**Directive:** Repeat, exactly and completely, the entries shown underneath.

(Some records)
━━━━━━

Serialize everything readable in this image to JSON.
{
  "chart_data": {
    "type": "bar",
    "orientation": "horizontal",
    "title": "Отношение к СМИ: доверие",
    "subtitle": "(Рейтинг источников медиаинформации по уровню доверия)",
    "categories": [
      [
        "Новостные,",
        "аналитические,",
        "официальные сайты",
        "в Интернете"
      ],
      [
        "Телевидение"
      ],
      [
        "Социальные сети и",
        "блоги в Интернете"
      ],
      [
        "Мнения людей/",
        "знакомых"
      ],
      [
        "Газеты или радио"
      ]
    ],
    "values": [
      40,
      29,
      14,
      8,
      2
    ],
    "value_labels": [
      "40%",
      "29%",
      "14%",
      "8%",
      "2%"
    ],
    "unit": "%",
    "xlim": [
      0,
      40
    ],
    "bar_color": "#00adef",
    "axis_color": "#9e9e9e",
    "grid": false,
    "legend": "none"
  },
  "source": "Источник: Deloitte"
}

━━━━━━

**Exercise result:**
Serialize everything readable in this image to JSON.
{
  "chart_data": {
    "type": "bar",
    "orientation": "horizontal",
    "title": "Отношение к СМИ: доверие",
    "subtitle": "(Рейтинг источников медиаинформации по уровню доверия)",
    "categories": [
      [
        "Новостные,",
        "аналитические,",
        "официальные сайты",
        "в Интернете"
      ],
      [
        "Телевидение"
      ],
      [
        "Социальные сети и",
        "блоги в Интернете"
      ],
      [
        "Мнения людей/",
        "знакомых"
      ],
      [
        "Газеты или радио"
      ]
    ],
    "values": [
      40,
      29,
      14,
      8,
      2
    ],
    "value_labels": [
      "40%",
      "29%",
      "14%",
      "8%",
      "2%"
    ],
    "unit": "%",
    "xlim": [
      0,
      40
    ],
    "bar_color": "#00adef",
    "axis_color": "#9e9e9e",
    "grid": false,
    "legend": "none"
  },
  "source": "Источник: Deloitte"
}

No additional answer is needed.